> DOCUMENT SEGMENT
= = =

Overcoming Database Challenges in Serverless & Edge Applications
11 min read
Adapting data-driven applications to Serverless and Edge deployments can be trickier than it seems. In this article, we'll take an in-depth look at common challenges and potential solutions for developers who deploy their applications to ephemeral environments.
A note on terminology
We’ll be talking a lot about “serverless” and “deploying at the edge” a lot. While the definition of these is not set in stone, we have a great primer on these technologies and how we view them at Prisma.
In short, “serverless” will be shorthand for a stateless, Function-as-a-Service offering while “edge” will refer to any means by which a developer can locate business logic closer to end users.
Serverless deployments and you
Function-as-a-Service (FaaS) offerings have become an increasingly popular way to deploy data-driven workloads. Serverless deployments offer increased scaling and reduced costs while not requiring many changes in a developer's day to day.
This being said, while serverless deployments offer compelling benefits, they also come with specific challenges. When a connection to a persistent data store is required, you may find some difficulties in introducing stateful behaviors to your stateless environment.
Let's dive in and learn how to effectively utilize serverless functions while avoiding common pitfalls.
Common serverless drawbacks
Putting aside differences in underlying runtimes all serverless functions share the same challenge: they are ephemeral deployments. Existing function instances can be shut down at any time, while new instances can be created without any knowledge of previous processing.

= = =

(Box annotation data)
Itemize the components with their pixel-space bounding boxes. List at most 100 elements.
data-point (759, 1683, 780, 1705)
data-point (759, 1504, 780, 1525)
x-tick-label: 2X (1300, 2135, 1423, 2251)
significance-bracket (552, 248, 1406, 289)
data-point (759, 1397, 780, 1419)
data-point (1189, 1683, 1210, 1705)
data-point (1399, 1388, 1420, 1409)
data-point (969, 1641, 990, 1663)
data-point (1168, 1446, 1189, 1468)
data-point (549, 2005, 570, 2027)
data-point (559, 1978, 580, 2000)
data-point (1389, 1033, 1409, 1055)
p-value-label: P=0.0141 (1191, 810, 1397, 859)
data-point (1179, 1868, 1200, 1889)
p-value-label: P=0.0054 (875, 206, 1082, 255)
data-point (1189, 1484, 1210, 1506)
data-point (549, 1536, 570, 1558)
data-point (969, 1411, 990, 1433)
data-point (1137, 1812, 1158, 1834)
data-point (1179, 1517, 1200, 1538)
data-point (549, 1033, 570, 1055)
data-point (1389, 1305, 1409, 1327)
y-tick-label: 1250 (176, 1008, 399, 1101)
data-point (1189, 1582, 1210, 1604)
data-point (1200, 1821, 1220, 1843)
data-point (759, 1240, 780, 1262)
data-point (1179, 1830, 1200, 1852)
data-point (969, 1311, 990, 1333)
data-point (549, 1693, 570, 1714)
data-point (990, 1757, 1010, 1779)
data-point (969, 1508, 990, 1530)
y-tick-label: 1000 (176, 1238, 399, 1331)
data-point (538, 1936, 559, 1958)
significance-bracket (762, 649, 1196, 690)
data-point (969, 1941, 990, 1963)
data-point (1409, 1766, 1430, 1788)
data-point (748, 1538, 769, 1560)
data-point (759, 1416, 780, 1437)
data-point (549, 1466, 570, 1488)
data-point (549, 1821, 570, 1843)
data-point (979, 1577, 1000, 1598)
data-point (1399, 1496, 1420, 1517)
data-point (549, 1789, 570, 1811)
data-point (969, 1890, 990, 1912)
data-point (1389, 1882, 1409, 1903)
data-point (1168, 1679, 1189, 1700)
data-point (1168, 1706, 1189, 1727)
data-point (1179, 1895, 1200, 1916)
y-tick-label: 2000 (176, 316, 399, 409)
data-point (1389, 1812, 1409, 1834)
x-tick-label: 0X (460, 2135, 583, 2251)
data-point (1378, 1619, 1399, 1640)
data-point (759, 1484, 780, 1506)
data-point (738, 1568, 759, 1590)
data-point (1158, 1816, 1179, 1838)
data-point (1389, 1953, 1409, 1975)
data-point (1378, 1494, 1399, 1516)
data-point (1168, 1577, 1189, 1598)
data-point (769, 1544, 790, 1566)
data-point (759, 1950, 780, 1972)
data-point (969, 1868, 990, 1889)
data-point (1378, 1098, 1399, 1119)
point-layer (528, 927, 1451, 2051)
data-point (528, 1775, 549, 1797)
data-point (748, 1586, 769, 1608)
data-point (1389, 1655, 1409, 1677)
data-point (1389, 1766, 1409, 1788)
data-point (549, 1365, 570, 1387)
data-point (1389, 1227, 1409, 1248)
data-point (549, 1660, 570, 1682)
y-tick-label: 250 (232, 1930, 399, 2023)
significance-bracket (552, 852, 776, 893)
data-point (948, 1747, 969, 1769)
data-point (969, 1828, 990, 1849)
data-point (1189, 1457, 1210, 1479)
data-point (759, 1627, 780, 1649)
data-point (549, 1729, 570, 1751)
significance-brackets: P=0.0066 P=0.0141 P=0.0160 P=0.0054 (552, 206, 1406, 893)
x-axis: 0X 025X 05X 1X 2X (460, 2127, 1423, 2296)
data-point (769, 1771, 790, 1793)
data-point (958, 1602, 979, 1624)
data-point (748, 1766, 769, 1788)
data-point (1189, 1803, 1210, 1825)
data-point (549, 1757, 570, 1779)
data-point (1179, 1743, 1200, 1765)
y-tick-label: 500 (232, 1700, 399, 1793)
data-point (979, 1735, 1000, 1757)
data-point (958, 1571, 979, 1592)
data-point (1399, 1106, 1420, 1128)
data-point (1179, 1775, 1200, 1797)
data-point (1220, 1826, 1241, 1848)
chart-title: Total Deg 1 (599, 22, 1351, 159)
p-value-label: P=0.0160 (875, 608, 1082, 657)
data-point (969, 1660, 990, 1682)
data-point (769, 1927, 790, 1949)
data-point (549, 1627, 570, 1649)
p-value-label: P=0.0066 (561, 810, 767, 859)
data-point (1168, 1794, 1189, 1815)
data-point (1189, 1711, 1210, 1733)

= = =

> PROBLEMS TO WORK ON
1 - Duplicate the serverless database article from "Overcoming Database Challenges" up to and including "to ephemeral environments.".
2 - Answer these questions using the serverless database article.
(a) What reading time does the article list?
(b) What does "edge" refer to in the article?
(c) Besides increased scaling, what do serverless deployments offer?
Work only from the text itself.

> SOLUTION LIST
1 -
Overcoming Database Challenges in Serverless & Edge Applications
11 min read
Adapting data-driven applications to Serverless and Edge deployments can be trickier than it seems. In this article, we'll take an in-depth look at common challenges and potential solutions for developers who deploy their applications to ephemeral environments.

2 -
(a) 11 minutes.
(b) Any means by which a developer can locate business logic closer to end users.
(c) Reduced costs.